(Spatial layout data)
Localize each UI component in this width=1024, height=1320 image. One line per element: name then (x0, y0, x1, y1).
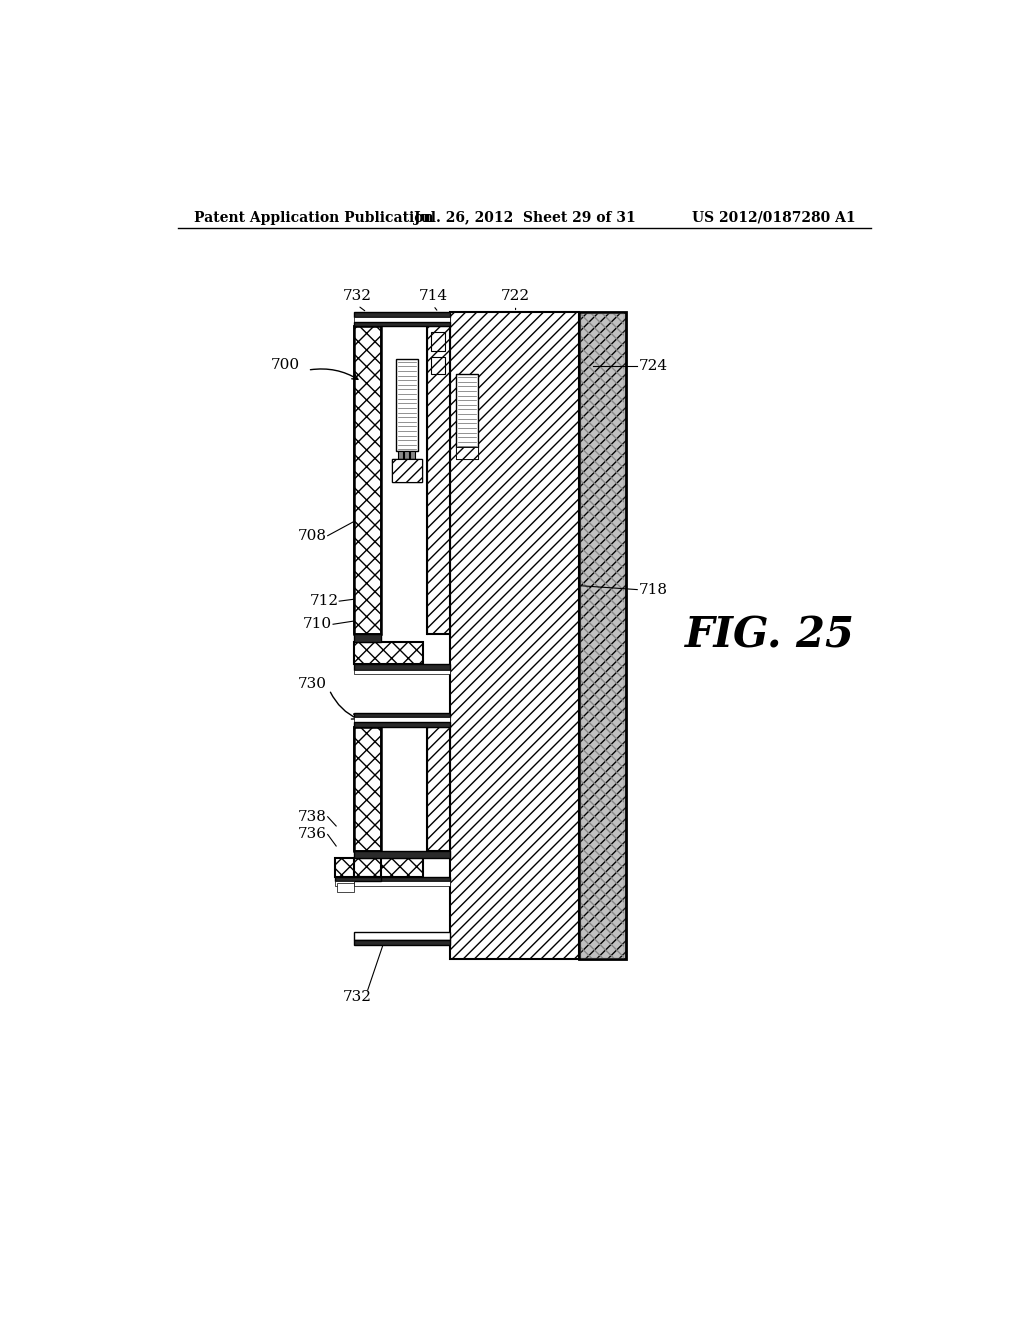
Bar (335, 876, 381, 882)
Bar (354, 642, 423, 664)
Bar (392, 459, 422, 482)
Text: Jul. 26, 2012  Sheet 29 of 31: Jul. 26, 2012 Sheet 29 of 31 (414, 211, 636, 224)
Text: Patent Application Publication: Patent Application Publication (194, 211, 433, 224)
Bar (335, 858, 381, 876)
Bar (354, 635, 381, 642)
Bar (354, 858, 423, 876)
Text: 732: 732 (343, 289, 372, 304)
Bar (451, 313, 580, 960)
Text: FIG. 25: FIG. 25 (685, 615, 855, 657)
Bar (354, 722, 451, 726)
Bar (431, 331, 444, 351)
Text: 722: 722 (501, 289, 530, 304)
Bar (354, 726, 381, 851)
Text: 708: 708 (298, 529, 327, 543)
Bar (354, 940, 451, 945)
Text: 712: 712 (309, 594, 339, 609)
Text: 700: 700 (270, 358, 300, 372)
Bar (335, 858, 381, 876)
Text: 732: 732 (343, 990, 372, 1005)
Text: 738: 738 (298, 809, 327, 824)
Bar (427, 326, 451, 635)
Bar (354, 326, 381, 635)
Bar (580, 313, 626, 960)
Text: 730: 730 (298, 677, 327, 690)
Bar (354, 313, 451, 317)
Bar (457, 447, 478, 459)
Bar (354, 713, 451, 718)
Bar (337, 883, 354, 892)
Bar (354, 669, 451, 675)
Bar (354, 858, 423, 876)
Bar (354, 932, 451, 940)
Bar (381, 326, 427, 635)
Bar (392, 459, 422, 482)
Bar (354, 882, 451, 886)
Text: US 2012/0187280 A1: US 2012/0187280 A1 (692, 211, 856, 224)
Bar (403, 451, 410, 459)
Bar (431, 358, 444, 374)
Text: 724: 724 (639, 359, 668, 374)
Bar (397, 451, 403, 459)
Bar (354, 326, 381, 635)
Bar (354, 726, 381, 851)
Bar (381, 726, 427, 851)
Bar (581, 314, 625, 958)
Bar (354, 642, 423, 664)
Bar (354, 322, 451, 326)
Bar (354, 718, 451, 722)
Bar (410, 451, 416, 459)
Text: 736: 736 (298, 828, 327, 841)
Bar (427, 726, 451, 851)
Bar (354, 317, 451, 322)
Text: 714: 714 (419, 289, 447, 304)
Bar (427, 726, 451, 851)
Bar (354, 876, 451, 882)
Bar (354, 664, 451, 669)
Bar (335, 882, 354, 886)
Bar (396, 359, 418, 451)
Bar (457, 374, 478, 447)
Text: 718: 718 (639, 582, 668, 597)
Bar (427, 326, 451, 635)
Text: 710: 710 (303, 618, 333, 631)
Bar (354, 851, 451, 858)
Bar (457, 447, 478, 459)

**Work required**. Extract every line of the data above that contains the string "width".

**Written solution**.
Localize each UI component in this width=1024, height=1320 image. One line per element: name then (x0, y0, x1, y1).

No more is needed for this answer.